• **Exercise task**: Of all the lines in the records, how many hold the word "online"? Answer with the number only.

****

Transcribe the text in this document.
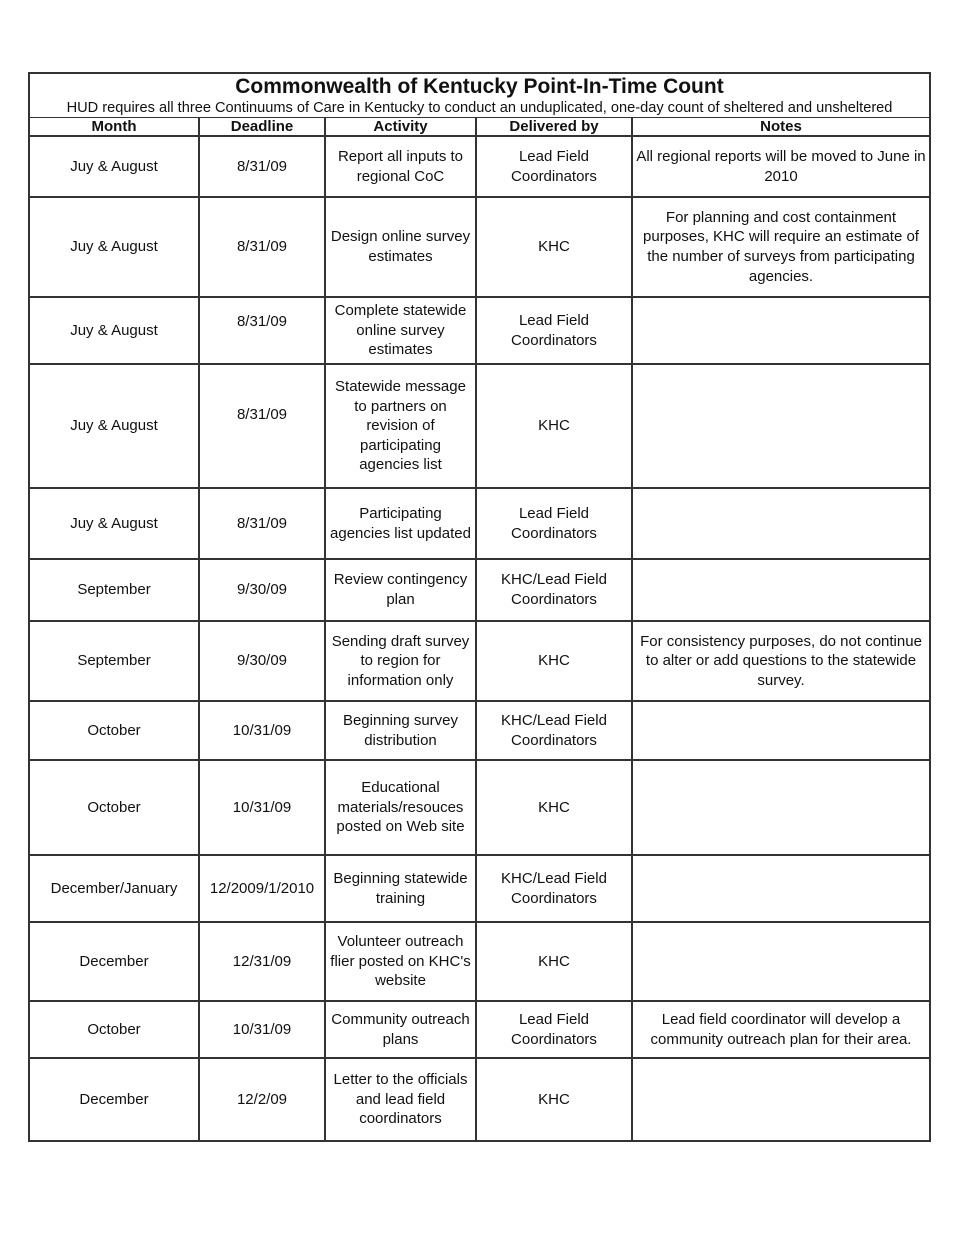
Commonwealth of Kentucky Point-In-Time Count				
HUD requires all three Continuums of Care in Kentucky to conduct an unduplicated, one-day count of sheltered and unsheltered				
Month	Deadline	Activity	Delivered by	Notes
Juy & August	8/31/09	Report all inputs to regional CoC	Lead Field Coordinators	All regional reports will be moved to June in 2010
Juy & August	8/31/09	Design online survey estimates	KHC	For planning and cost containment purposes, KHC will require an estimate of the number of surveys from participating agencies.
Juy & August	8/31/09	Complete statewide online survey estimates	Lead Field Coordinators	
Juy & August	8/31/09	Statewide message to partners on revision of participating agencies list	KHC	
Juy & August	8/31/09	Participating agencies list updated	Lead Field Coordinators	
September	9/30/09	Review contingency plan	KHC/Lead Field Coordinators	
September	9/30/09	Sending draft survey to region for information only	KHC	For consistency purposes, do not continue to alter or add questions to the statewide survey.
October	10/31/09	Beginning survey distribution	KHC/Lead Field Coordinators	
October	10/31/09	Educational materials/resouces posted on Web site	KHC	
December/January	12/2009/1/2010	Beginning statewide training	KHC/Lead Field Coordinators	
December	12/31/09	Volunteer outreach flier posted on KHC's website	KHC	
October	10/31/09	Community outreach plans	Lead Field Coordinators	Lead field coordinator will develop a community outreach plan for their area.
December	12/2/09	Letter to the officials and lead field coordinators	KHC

****

• **Correct result**: 2